** GIVEN EXERCISE **
Select every line below that contains the string "host", matching case exactly.

Entries for boxed elements:
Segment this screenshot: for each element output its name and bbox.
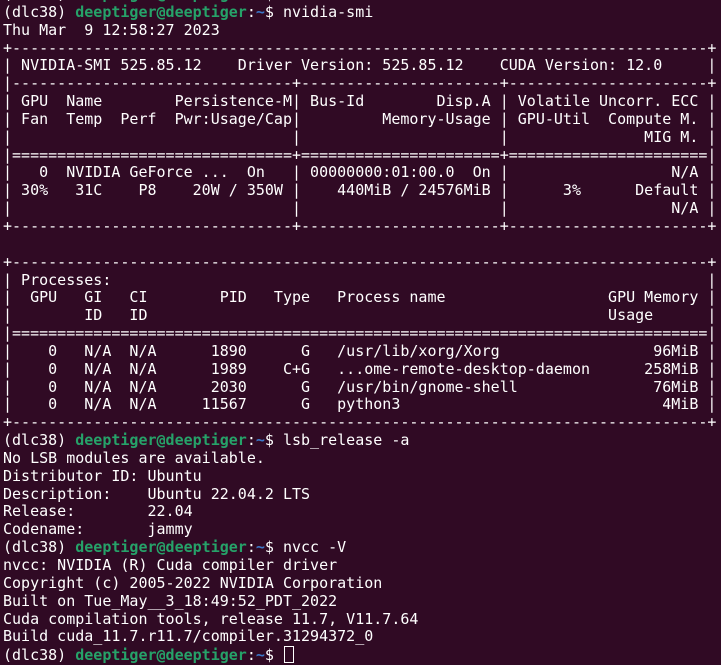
output-line: +---------------------------------------…: [3, 38, 717, 57]
output-line: Built on Tue_May__3_18:49:52_PDT_2022: [3, 591, 338, 610]
command-text: nvidia-smi: [282, 2, 374, 21]
command-text: nvcc -V: [282, 538, 347, 557]
output-line: Thu Mar 9 12:58:27 2023: [3, 20, 220, 39]
prompt-separator: :: [246, 538, 256, 557]
output-line: Release: 22.04: [3, 502, 193, 521]
output-line: Distributor ID: Ubuntu: [3, 466, 202, 485]
output-line: | 0 N/A N/A 1890 G /usr/lib/xorg/Xorg 96…: [3, 341, 717, 360]
prompt-env: (dlc38): [3, 538, 76, 557]
prompt-line: (dlc38) deeptiger@deeptiger:~$: [3, 646, 716, 664]
output-line: |=======================================…: [3, 324, 717, 343]
output-line: Copyright (c) 2005-2022 NVIDIA Corporati…: [3, 573, 383, 592]
prompt-user-host: deeptiger@deeptiger: [75, 538, 247, 557]
output-line: | | | MIG M. |: [3, 127, 717, 146]
output-line: +---------------------------------------…: [3, 252, 717, 271]
terminal-cursor: [283, 646, 294, 664]
prompt-symbol: $: [264, 2, 283, 21]
output-line: Codename: jammy: [3, 520, 193, 539]
output-line: | GPU GI CI PID Type Process name GPU Me…: [3, 288, 717, 307]
output-line: | 0 N/A N/A 1989 C+G ...ome-remote-deskt…: [3, 359, 717, 378]
prompt-line: (dlc38) deeptiger@deeptiger:~$ nvidia-sm…: [3, 2, 716, 22]
prompt-path: ~: [255, 431, 265, 450]
output-line: | GPU Name Persistence-M| Bus-Id Disp.A …: [3, 92, 717, 111]
output-line: | 0 N/A N/A 11567 G python3 4MiB |: [3, 395, 717, 414]
prompt-separator: :: [246, 431, 256, 450]
prompt-path: ~: [255, 2, 265, 21]
prompt-symbol: $: [264, 538, 283, 557]
prompt-separator: :: [246, 646, 256, 665]
output-line: | Fan Temp Perf Pwr:Usage/Cap| Memory-Us…: [3, 109, 717, 128]
prompt-symbol: $: [264, 646, 283, 665]
prompt-line: (dlc38) deeptiger@deeptiger:~$ nvcc -V: [3, 538, 716, 557]
terminal-output[interactable]: (dlc38) deeptiger@deeptiger:~$ (dlc38) d…: [3, 0, 716, 664]
output-line: nvcc: NVIDIA (R) Cuda compiler driver: [3, 556, 338, 574]
output-line: +-------------------------------+-------…: [3, 216, 717, 235]
output-line: | Processes: |: [3, 270, 717, 289]
output-line: +---------------------------------------…: [3, 413, 717, 432]
prompt-user-host: deeptiger@deeptiger: [75, 2, 247, 21]
prompt-symbol: $: [264, 431, 283, 450]
output-line: Build cuda_11.7.r11.7/compiler.31294372_…: [3, 627, 374, 646]
output-line: | ID ID Usage |: [3, 306, 717, 325]
command-text: lsb_release -a: [282, 431, 410, 450]
output-line: |-------------------------------+-------…: [3, 74, 717, 93]
output-line: | 30% 31C P8 20W / 350W | 440MiB / 24576…: [3, 181, 717, 200]
output-line: |===============================+=======…: [3, 145, 717, 164]
prompt-line: (dlc38) deeptiger@deeptiger:~$ lsb_relea…: [3, 431, 716, 450]
prompt-env: (dlc38): [3, 2, 76, 21]
output-line: Description: Ubuntu 22.04.2 LTS: [3, 484, 311, 503]
prompt-path: ~: [255, 538, 265, 557]
prompt-env: (dlc38): [3, 431, 76, 450]
output-line: | | | N/A |: [3, 199, 717, 218]
output-line: | 0 NVIDIA GeForce ... On | 00000000:01:…: [3, 163, 717, 182]
output-line: No LSB modules are available.: [3, 448, 265, 467]
prompt-path: ~: [255, 646, 265, 665]
output-line: | 0 N/A N/A 2030 G /usr/bin/gnome-shell …: [3, 377, 717, 396]
output-line: Cuda compilation tools, release 11.7, V1…: [3, 609, 419, 628]
prompt-separator: :: [246, 2, 256, 21]
output-line: | NVIDIA-SMI 525.85.12 Driver Version: 5…: [3, 56, 717, 75]
prompt-user-host: deeptiger@deeptiger: [75, 431, 247, 450]
prompt-env: (dlc38): [3, 646, 76, 665]
prompt-user-host: deeptiger@deeptiger: [75, 646, 247, 665]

** TASK RESULT **
prompt-user-host: deeptiger@deeptiger: [75, 538, 247, 557]
prompt-user-host: deeptiger@deeptiger: [75, 2, 247, 21]
prompt-user-host: deeptiger@deeptiger: [75, 431, 247, 450]
prompt-user-host: deeptiger@deeptiger: [75, 646, 247, 665]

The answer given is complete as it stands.